* start Source data *

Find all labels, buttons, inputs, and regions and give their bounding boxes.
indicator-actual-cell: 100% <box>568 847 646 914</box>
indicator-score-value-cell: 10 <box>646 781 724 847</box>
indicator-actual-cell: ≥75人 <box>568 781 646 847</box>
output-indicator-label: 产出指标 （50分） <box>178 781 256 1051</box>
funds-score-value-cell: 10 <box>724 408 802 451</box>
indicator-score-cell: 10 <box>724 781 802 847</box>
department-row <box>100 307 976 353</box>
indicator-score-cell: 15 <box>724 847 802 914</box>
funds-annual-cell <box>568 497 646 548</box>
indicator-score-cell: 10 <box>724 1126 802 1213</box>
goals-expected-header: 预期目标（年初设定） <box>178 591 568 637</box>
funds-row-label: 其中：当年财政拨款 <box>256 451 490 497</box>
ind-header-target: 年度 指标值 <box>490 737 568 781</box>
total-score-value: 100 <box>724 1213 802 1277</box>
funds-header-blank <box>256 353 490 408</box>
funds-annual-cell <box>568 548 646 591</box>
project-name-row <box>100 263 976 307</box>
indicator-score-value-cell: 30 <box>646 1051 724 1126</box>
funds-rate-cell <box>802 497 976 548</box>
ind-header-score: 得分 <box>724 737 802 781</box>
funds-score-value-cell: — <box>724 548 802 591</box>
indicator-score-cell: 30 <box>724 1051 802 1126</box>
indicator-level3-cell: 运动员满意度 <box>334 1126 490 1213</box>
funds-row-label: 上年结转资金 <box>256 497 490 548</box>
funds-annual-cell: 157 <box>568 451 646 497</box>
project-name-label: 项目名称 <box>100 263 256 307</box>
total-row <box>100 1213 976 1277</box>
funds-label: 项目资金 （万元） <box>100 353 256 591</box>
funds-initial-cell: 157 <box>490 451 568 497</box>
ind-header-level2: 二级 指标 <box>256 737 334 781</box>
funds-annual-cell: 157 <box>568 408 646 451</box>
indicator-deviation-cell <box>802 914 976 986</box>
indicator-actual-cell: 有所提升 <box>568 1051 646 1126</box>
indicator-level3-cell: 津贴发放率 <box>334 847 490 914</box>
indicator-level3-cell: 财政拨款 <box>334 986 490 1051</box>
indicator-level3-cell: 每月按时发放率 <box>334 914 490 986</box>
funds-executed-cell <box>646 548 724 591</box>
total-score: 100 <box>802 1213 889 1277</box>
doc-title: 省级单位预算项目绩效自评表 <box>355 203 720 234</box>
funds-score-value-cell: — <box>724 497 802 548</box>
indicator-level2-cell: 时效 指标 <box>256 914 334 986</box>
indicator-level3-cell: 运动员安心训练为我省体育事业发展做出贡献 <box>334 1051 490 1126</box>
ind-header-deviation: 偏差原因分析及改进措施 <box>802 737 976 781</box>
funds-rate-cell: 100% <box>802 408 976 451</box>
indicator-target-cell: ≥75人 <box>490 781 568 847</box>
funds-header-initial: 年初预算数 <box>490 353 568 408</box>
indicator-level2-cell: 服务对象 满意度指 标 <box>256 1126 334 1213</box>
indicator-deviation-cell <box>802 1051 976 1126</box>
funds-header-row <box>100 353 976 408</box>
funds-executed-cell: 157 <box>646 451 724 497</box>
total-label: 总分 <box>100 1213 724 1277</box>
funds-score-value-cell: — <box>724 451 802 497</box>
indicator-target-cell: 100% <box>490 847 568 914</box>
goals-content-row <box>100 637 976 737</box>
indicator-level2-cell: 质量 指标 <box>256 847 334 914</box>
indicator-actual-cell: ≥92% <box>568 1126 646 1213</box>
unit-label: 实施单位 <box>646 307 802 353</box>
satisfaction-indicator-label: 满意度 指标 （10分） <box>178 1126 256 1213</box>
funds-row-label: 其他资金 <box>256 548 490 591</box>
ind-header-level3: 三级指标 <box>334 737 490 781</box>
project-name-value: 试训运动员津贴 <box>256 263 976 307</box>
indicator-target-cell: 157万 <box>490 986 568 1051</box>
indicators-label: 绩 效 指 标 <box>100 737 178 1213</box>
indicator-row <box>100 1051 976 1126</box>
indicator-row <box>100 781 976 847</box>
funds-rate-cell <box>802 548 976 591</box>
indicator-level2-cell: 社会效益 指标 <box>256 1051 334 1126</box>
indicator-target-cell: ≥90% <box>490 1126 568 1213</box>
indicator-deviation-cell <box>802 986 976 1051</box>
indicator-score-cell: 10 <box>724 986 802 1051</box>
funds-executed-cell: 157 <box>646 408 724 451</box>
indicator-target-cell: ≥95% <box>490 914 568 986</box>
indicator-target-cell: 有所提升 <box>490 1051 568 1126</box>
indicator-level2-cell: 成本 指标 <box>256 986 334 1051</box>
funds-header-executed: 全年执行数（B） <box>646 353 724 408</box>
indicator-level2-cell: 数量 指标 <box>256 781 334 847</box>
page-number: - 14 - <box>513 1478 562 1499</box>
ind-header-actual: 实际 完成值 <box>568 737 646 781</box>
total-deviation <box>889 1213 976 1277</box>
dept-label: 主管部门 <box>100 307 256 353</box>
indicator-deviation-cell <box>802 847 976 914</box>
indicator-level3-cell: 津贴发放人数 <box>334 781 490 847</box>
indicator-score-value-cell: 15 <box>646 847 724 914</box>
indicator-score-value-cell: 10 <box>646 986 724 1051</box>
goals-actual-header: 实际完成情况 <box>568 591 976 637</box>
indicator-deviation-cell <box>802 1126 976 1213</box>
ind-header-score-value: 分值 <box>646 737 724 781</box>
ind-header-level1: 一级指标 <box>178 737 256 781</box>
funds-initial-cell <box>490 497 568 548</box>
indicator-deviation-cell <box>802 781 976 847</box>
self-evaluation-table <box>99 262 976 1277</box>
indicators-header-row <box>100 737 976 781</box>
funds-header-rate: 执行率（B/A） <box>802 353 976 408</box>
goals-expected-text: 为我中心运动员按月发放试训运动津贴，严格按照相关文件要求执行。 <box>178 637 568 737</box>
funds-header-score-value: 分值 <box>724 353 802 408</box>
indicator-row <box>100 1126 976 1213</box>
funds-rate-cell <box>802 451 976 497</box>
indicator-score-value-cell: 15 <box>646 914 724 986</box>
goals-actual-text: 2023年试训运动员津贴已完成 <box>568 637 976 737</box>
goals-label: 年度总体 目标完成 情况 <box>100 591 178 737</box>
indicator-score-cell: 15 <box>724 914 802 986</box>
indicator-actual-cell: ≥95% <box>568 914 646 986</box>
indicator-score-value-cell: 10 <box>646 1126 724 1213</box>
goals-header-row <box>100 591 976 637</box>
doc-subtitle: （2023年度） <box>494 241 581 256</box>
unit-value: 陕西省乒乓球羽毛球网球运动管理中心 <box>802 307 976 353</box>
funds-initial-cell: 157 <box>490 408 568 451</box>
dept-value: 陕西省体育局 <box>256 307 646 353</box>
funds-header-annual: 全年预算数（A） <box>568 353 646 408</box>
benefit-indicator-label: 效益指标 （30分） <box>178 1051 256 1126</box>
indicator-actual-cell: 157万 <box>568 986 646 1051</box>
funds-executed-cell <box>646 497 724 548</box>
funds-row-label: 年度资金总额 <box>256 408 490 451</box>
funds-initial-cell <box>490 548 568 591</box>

* end Source data *

> [What needs to be done]: Format the lines from the first one through the line containing "funds-row-label: 其中：当年财政拨款 <box>256" as a Markdown table with two columns, No. and Line, giving each line a row number and leaving out any blank lines.

> [Full answer]:
| No. | Line |
|---|---|
| 1 | Find all labels, buttons, inputs, and regions and give their bounding boxes. |
| 2 | indicator-actual-cell: 100% <box>568 847 646 914</box> |
| 3 | indicator-score-value-cell: 10 <box>646 781 724 847</box> |
| 4 | indicator-actual-cell: ≥75人 <box>568 781 646 847</box> |
| 5 | output-indicator-label: 产出指标 （50分） <box>178 781 256 1051</box> |
| 6 | funds-score-value-cell: 10 <box>724 408 802 451</box> |
| 7 | indicator-score-cell: 10 <box>724 781 802 847</box> |
| 8 | department-row <box>100 307 976 353</box> |
| 9 | indicator-score-cell: 15 <box>724 847 802 914</box> |
| 10 | funds-annual-cell <box>568 497 646 548</box> |
| 11 | indicator-score-cell: 10 <box>724 1126 802 1213</box> |
| 12 | goals-expected-header: 预期目标（年初设定） <box>178 591 568 637</box> |
| 13 | funds-row-label: 其中：当年财政拨款 <box>256 451 490 497</box> |